No, we have nothing like that over here.


Instead, we have televised songfests in which over a hundred singers — be they of the enka or pop, hip-hop or rock persuasion — don a team color and duke it out for red or white group supremacy. Such a mega-TV event goes a long way toward reproducing national culture (while reinforcing national solidarity). Then, as that show ends, and the gong at the local temple tolls midnight, we in ReDotPopland begin feverishly slurping buckwheat noodles — don’t ask me why, probably because they’ve done it that way since Goddess Izanami said to God Izanagi: “I have a hole, and you have a pole, so let’s join them” (and the Japanese Islands were born) — and the simultaneous ingestion causes a din great enough to ensure that no one on the block will fall asleep before the collective eat is complete.


And then, after we slumber, we again awake to more in the way of ritual intake. Come New Year’s morning we gobble gooey, unmasticatable rice cake (omochi) that floats in a brownish bath of chicken broth. And if we successfully negotiate that rite, there are January second newspapers to be read, reporting the number of “mochi fatalities”: death due to those gooey globs clogging the windpipes of the elderly, the brazen, the foolish, or the simply unfortunate. For the following week, we Japanese will repeat the tales of “asphyxiates by reason of rice cake” with a mix of disbelief, relief, and glee — acting as if we’d mooned the devil and lived to tell the tale.


Meanwhile, back on January first: for those who survived the sundry rituals and are not inclined to snooze the day away, there are nationally-televised team marathons — just in case one might be craving some sports-related diversion. The runners are decked out in shorts, flimsy tank tops, and thick woolen gloves; their breath escaping in thick clouds of frost every second stride. The spectacle giving those of us ensconced in the warmth of our homes another reason to feel that we’ve managed to moon the devil.


No, the US (or anywhere else you may have been closing down 2004) has nothing like this in the way of New Year’s fete.

Stored data entries
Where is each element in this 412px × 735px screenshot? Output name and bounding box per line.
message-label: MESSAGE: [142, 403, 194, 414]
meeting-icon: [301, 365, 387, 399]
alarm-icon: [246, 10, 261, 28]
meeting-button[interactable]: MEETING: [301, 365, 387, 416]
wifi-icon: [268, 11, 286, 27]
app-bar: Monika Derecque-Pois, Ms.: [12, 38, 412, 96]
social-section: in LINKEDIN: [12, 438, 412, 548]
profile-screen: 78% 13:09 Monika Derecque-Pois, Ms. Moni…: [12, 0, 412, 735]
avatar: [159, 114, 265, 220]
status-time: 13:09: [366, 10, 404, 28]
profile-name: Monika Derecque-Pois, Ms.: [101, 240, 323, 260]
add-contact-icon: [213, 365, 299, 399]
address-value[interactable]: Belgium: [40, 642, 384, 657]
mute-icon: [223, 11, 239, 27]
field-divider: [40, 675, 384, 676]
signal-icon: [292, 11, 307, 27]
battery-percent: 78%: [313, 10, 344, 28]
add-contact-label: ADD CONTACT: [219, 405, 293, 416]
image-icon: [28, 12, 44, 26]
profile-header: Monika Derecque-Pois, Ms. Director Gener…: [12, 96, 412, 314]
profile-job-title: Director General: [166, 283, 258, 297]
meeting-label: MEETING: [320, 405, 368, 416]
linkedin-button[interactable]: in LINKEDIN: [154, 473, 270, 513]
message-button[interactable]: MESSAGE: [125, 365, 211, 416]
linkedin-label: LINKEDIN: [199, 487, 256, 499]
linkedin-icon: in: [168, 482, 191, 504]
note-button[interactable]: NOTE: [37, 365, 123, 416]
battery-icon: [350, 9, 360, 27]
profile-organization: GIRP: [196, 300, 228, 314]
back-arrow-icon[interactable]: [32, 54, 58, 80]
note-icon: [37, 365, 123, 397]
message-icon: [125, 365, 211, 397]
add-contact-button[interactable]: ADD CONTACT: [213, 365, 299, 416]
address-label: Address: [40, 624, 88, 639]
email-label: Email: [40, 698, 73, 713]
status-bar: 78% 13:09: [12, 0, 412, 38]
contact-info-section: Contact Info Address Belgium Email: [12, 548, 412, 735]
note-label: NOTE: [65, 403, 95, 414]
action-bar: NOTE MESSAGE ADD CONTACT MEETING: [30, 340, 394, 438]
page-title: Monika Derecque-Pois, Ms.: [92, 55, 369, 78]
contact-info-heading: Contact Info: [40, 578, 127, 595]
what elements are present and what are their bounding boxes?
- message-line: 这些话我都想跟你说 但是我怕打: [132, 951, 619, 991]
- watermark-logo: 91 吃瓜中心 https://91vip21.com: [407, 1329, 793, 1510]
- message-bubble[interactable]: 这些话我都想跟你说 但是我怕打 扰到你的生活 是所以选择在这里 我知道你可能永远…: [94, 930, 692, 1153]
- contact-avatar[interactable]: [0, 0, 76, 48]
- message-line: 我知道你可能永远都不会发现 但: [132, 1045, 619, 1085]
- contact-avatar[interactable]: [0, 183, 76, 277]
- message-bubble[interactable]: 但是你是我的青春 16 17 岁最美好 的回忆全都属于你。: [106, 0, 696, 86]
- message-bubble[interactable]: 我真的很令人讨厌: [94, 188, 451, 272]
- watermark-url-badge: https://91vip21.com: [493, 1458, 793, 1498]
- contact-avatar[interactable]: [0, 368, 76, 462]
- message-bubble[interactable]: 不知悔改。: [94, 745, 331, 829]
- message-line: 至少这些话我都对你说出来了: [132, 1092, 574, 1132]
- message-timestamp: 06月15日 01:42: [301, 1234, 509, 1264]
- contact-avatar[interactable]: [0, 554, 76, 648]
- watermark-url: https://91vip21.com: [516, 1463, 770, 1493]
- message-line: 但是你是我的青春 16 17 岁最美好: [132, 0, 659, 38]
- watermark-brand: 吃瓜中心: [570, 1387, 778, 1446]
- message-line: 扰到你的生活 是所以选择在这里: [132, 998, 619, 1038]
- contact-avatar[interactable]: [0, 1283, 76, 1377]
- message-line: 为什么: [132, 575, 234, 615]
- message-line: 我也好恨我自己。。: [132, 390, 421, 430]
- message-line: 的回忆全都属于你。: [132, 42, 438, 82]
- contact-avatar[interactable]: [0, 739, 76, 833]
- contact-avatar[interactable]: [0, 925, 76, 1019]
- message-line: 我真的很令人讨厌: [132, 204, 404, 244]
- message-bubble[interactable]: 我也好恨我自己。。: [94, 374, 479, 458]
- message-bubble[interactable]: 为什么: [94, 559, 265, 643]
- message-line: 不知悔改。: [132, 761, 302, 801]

Directive 1. Give the lines of the listing as a Markdown table with the columns Row and Entry, starting at the first line of the listing and ending at the line that contains "avatar: [159, 114, 265, 220]", leaving out blank lines.
Directive 2. Take the passage on Japanese New Year customs further, continuing from where it stops.
The listing is unrelated to the passage on Japanese New Year customs.

Exercise result 1.
| Row | Entry |
|---|---|
| 1 | Where is each element in this 412px × 735px screenshot? Output name and bounding box per line. |
| 2 | message-label: MESSAGE: [142, 403, 194, 414] |
| 3 | meeting-icon: [301, 365, 387, 399] |
| 4 | alarm-icon: [246, 10, 261, 28] |
| 5 | meeting-button[interactable]: MEETING: [301, 365, 387, 416] |
| 6 | wifi-icon: [268, 11, 286, 27] |
| 7 | app-bar: Monika Derecque-Pois, Ms.: [12, 38, 412, 96] |
| 8 | social-section: in LINKEDIN: [12, 438, 412, 548] |
| 9 | profile-screen: 78% 13:09 Monika Derecque-Pois, Ms. Moni…: [12, 0, 412, 735] |
| 10 | avatar: [159, 114, 265, 220] |

Exercise result 2.
But what you almost certainly have in the wherever-you-are over there, that we also happen to have in the ReDot over here, is the end-of-the-year “Couldn’t-Be-Missed-List” — you know, the annual roll that ticks off (but generally counts down) the top 5-or-7-or-10 something-or-other of the past year. It can be anything from (take your pick): newsworthy persons to essential events to most unusual or influential or bizarre or otherwise fascinating chunks of life. Note for the curious: Japan doesn’t yet have a list of top 10 reality shows (despite the fact that ReDotPop is drowning in TVerite — every show filthy with hidden mics and furtive cameras and paid stooges and staged reenactments). Despite our great fortune in being able to tap into this voyeuristic windfall, we in ReDotPopdom are probably nine to 18 months from catching up to the more culturally advanced nations of the west. For now, then, we must content ourselves with concatenations such as the 10 most talked about stories swimming through the circulatory soup of ReDotPop, circa 2004.


Counted down from less to best, the gist list would go something like this . . .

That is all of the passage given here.